# DATASET CONTENT start

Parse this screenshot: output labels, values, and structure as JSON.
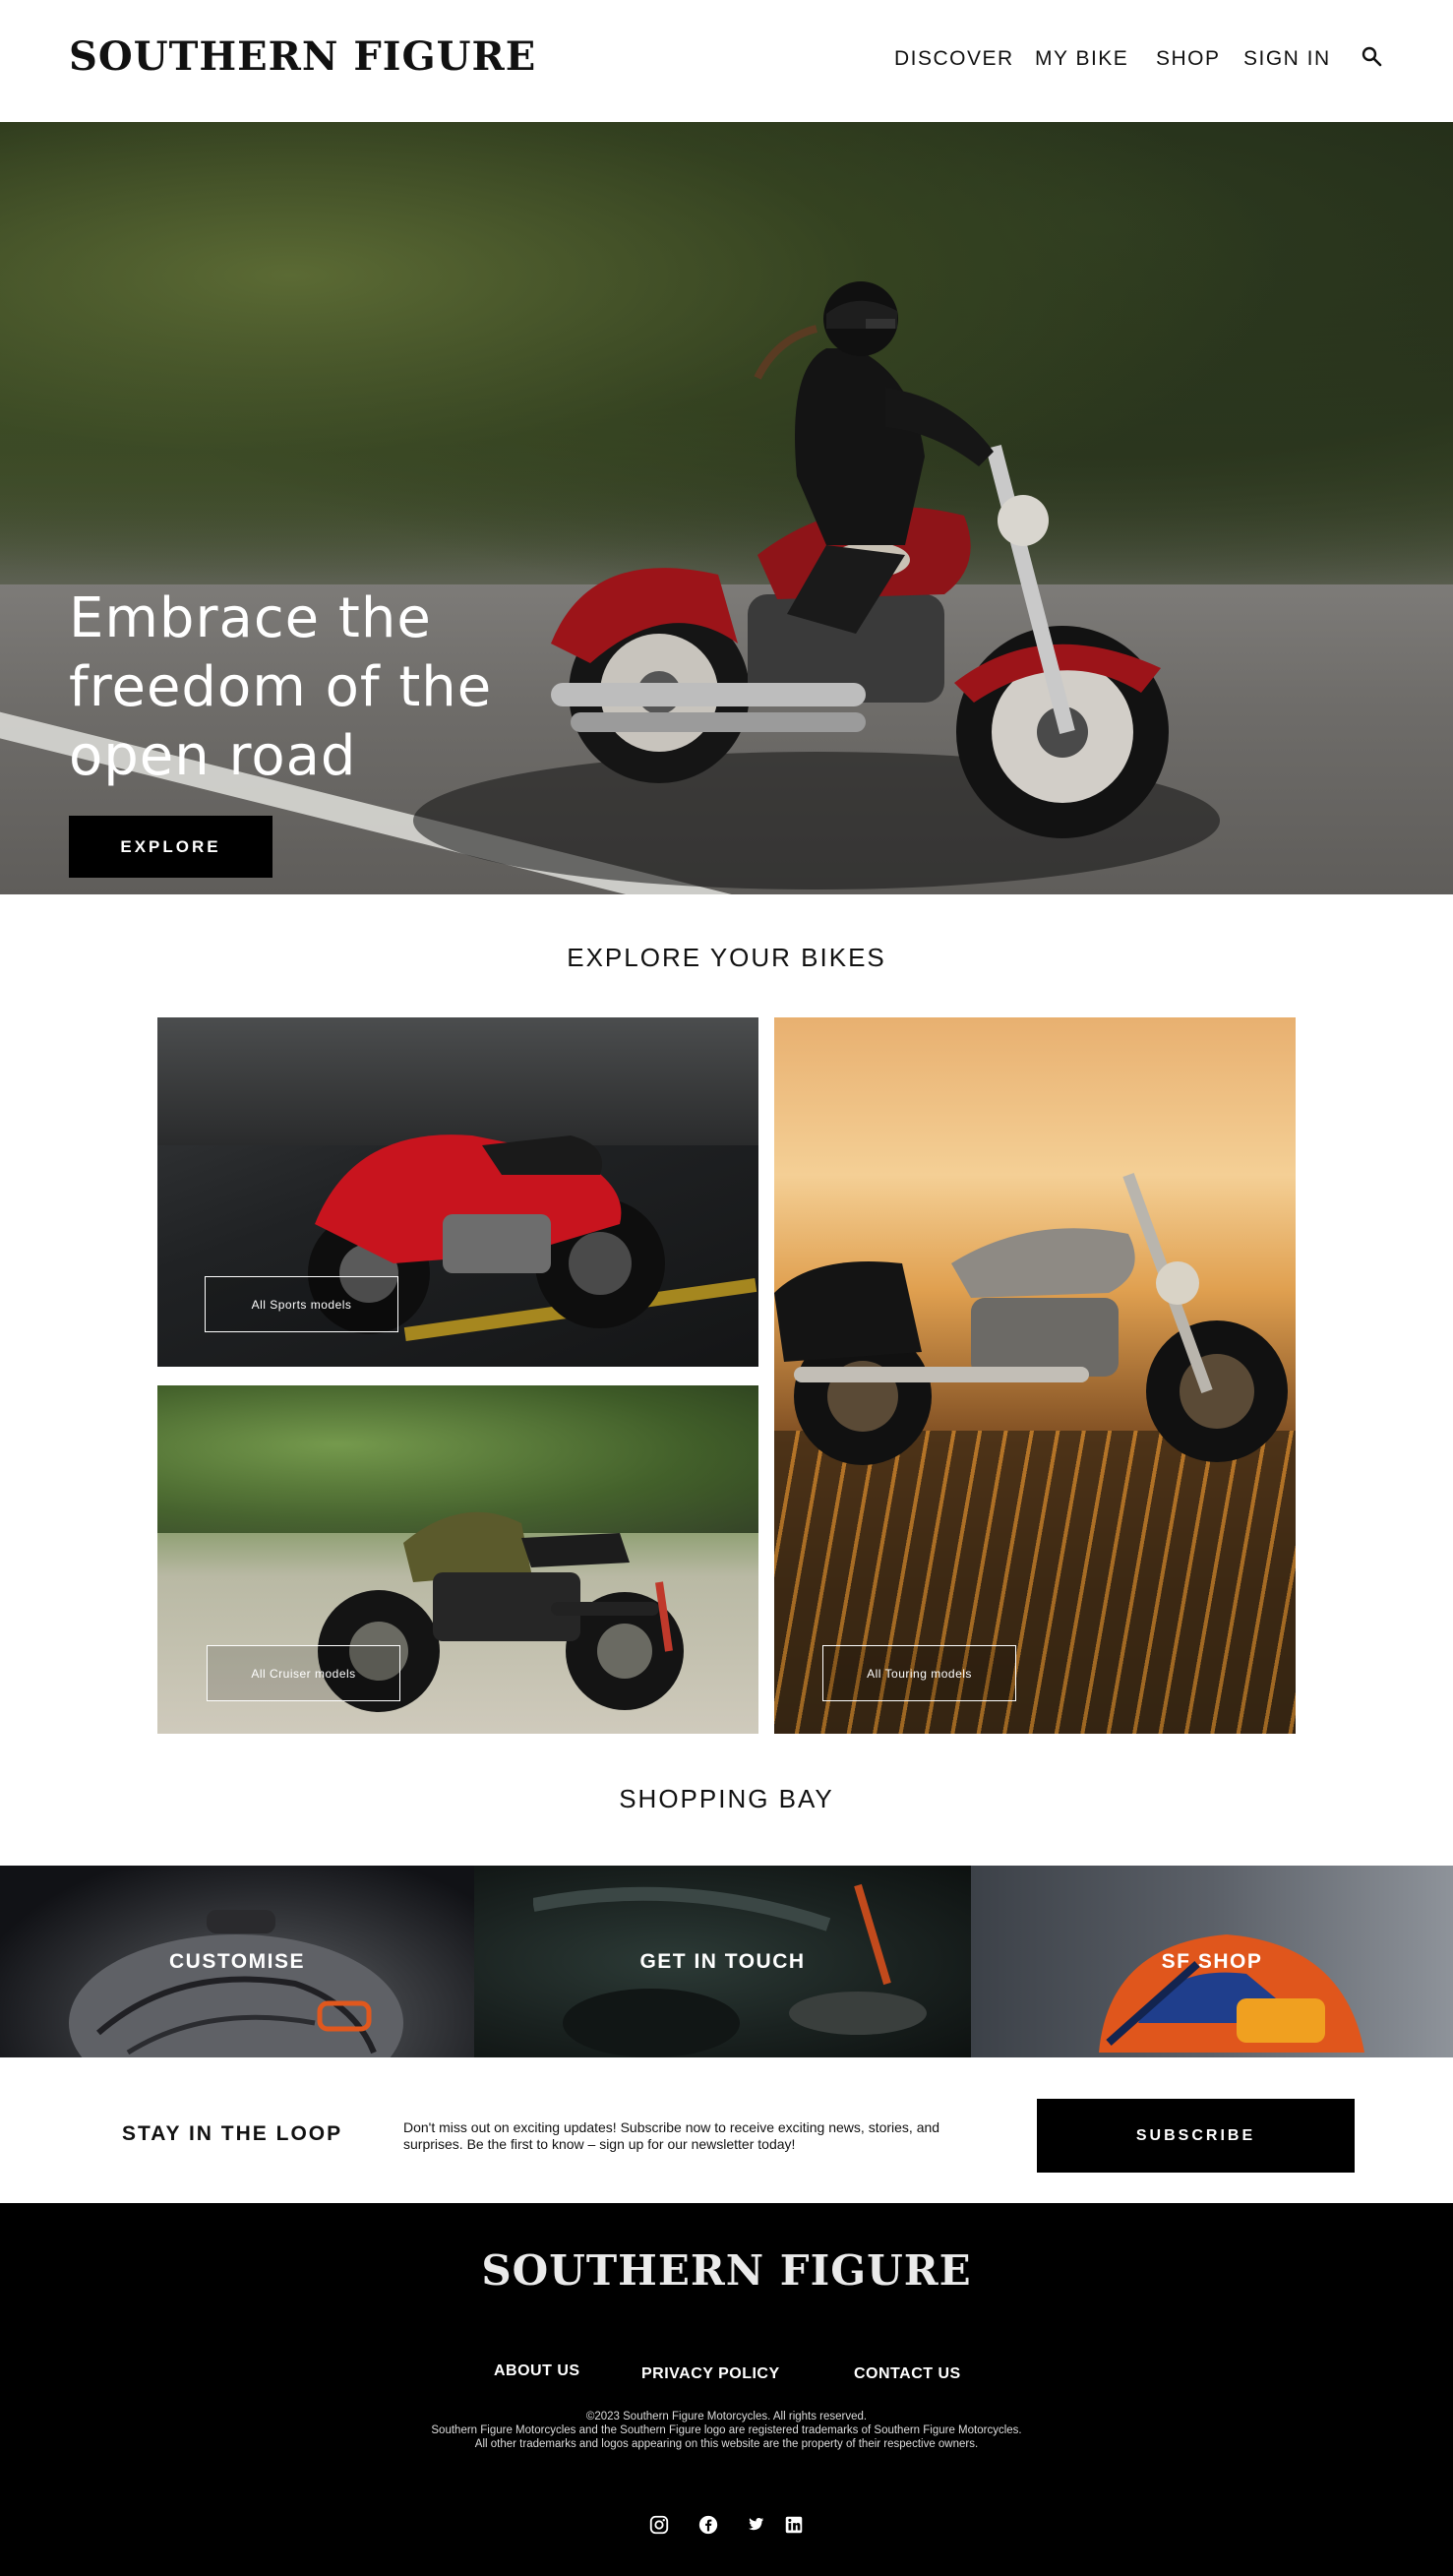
{
  "brand": {
    "name": "SOUTHERN FIGURE"
  },
  "nav": {
    "discover": "DISCOVER",
    "my_bike": "MY BIKE",
    "shop": "SHOP",
    "sign_in": "SIGN IN",
    "search_icon": "search-icon"
  },
  "hero": {
    "headline": "Embrace the freedom of the open road",
    "cta": "EXPLORE"
  },
  "explore": {
    "title": "EXPLORE YOUR BIKES",
    "tiles": [
      {
        "label": "All Sports  models",
        "accent": "#c8141e"
      },
      {
        "label": "All Cruiser  models",
        "accent": "#5b5a2c"
      },
      {
        "label": "All Touring  models",
        "accent": "#e0a050"
      }
    ]
  },
  "shopping": {
    "title": "SHOPPING BAY",
    "panels": [
      {
        "label": "CUSTOMISE"
      },
      {
        "label": "GET IN TOUCH"
      },
      {
        "label": "SF SHOP"
      }
    ]
  },
  "newsletter": {
    "title": "STAY IN THE LOOP",
    "description": "Don't miss out on exciting updates! Subscribe now to receive exciting news, stories, and surprises. Be the first to know – sign up for our newsletter today!",
    "cta": "SUBSCRIBE"
  },
  "footer": {
    "logo": "SOUTHERN FIGURE",
    "links": {
      "about": "ABOUT US",
      "privacy": "PRIVACY POLICY",
      "contact": "CONTACT US"
    },
    "legal": [
      "©2023 Southern Figure Motorcycles. All rights reserved.",
      "Southern Figure Motorcycles and the Southern Figure logo are registered trademarks of Southern Figure Motorcycles.",
      "All other trademarks and logos appearing on this website are the property of their respective owners."
    ],
    "social_icons": [
      "instagram-icon",
      "facebook-icon",
      "twitter-icon",
      "linkedin-icon"
    ]
  }
}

# DATASET CONTENT end

# PROBLEM TO SOLVE:
How many of the lines above hold "accent"? Answer with only the number.

# RESULT OF THIS EXERCISE:
3